(PROVIDED RECORDS)
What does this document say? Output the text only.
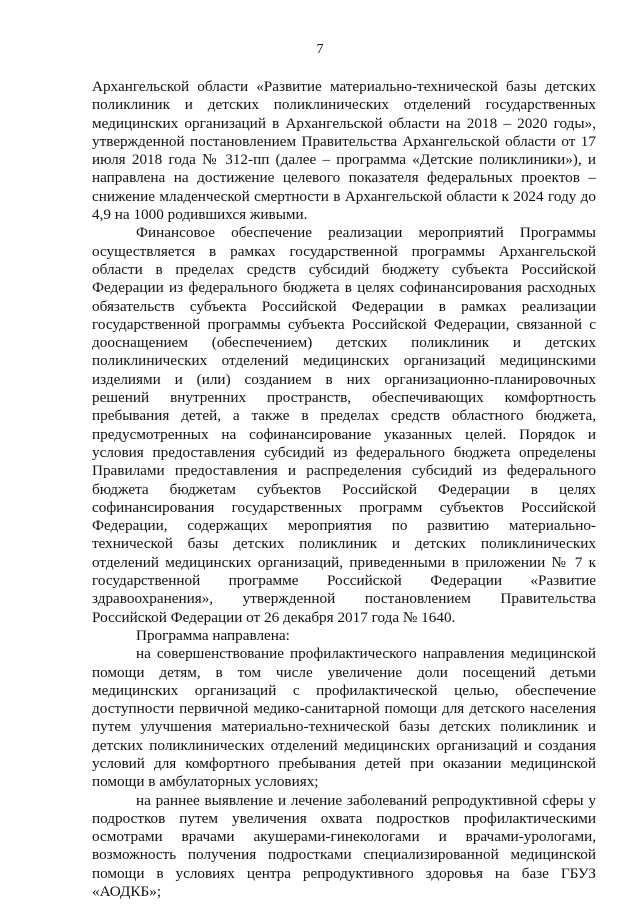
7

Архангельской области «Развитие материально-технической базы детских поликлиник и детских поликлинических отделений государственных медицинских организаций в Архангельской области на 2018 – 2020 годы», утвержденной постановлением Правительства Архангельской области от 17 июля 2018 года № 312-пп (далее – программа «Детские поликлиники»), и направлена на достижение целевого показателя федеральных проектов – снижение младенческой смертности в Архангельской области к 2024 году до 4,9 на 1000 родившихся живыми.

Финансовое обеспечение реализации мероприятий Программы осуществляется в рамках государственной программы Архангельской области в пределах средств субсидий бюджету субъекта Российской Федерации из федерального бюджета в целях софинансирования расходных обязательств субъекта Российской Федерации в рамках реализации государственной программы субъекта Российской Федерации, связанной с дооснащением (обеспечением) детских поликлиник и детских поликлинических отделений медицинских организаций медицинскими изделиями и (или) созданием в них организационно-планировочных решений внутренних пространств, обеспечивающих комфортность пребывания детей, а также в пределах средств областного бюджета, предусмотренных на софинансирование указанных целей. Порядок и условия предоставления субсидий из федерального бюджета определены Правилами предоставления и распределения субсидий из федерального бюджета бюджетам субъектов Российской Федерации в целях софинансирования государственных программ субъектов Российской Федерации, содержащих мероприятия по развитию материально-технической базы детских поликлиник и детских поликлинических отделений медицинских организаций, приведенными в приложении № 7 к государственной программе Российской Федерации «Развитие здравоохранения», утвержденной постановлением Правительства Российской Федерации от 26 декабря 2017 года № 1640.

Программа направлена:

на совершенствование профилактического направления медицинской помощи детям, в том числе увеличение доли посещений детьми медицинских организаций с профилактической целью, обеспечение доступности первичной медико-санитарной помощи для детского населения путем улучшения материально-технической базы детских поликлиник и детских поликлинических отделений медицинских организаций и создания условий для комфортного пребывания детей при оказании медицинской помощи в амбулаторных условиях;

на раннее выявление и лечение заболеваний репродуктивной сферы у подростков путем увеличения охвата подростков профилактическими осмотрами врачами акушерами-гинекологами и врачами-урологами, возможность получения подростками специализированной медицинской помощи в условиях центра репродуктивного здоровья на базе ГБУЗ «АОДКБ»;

--

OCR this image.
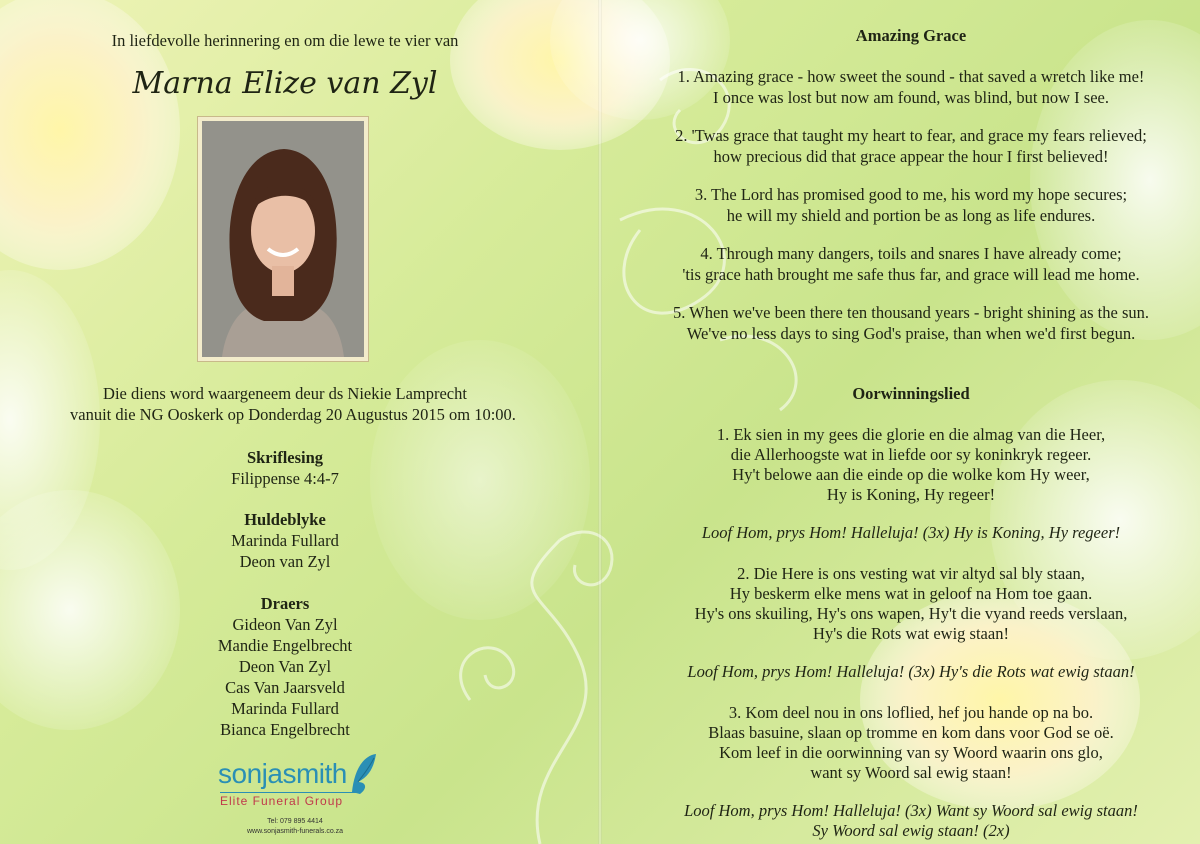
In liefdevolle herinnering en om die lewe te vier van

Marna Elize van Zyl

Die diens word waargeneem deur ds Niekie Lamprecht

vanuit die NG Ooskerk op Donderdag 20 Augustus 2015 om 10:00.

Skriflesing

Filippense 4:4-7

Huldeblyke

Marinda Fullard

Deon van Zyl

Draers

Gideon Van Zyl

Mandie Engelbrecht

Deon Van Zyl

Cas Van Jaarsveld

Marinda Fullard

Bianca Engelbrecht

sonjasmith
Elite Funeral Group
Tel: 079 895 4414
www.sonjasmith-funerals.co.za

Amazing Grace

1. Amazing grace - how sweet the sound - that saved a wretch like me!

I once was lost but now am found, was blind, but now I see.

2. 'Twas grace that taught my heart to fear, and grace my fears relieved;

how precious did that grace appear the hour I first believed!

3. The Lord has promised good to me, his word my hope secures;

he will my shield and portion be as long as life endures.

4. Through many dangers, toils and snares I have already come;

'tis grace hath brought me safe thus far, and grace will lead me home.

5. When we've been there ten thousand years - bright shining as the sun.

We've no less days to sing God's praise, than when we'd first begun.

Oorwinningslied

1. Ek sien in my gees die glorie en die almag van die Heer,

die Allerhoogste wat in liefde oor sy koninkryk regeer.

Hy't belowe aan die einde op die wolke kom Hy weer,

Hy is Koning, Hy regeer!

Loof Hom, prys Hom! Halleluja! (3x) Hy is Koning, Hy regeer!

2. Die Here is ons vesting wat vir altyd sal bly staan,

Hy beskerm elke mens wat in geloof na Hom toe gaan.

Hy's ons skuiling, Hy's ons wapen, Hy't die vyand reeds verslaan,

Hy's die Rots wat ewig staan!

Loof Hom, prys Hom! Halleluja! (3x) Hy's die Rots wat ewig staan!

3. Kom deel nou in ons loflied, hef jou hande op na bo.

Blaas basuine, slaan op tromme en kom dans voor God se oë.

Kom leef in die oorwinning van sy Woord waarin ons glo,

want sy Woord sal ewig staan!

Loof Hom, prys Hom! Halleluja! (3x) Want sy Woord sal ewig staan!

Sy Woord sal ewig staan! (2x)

(GIVEN INSTRUCTION) Report how many lines of the preceding records include "prys". Output the number only.

(THE RESPONSE) 3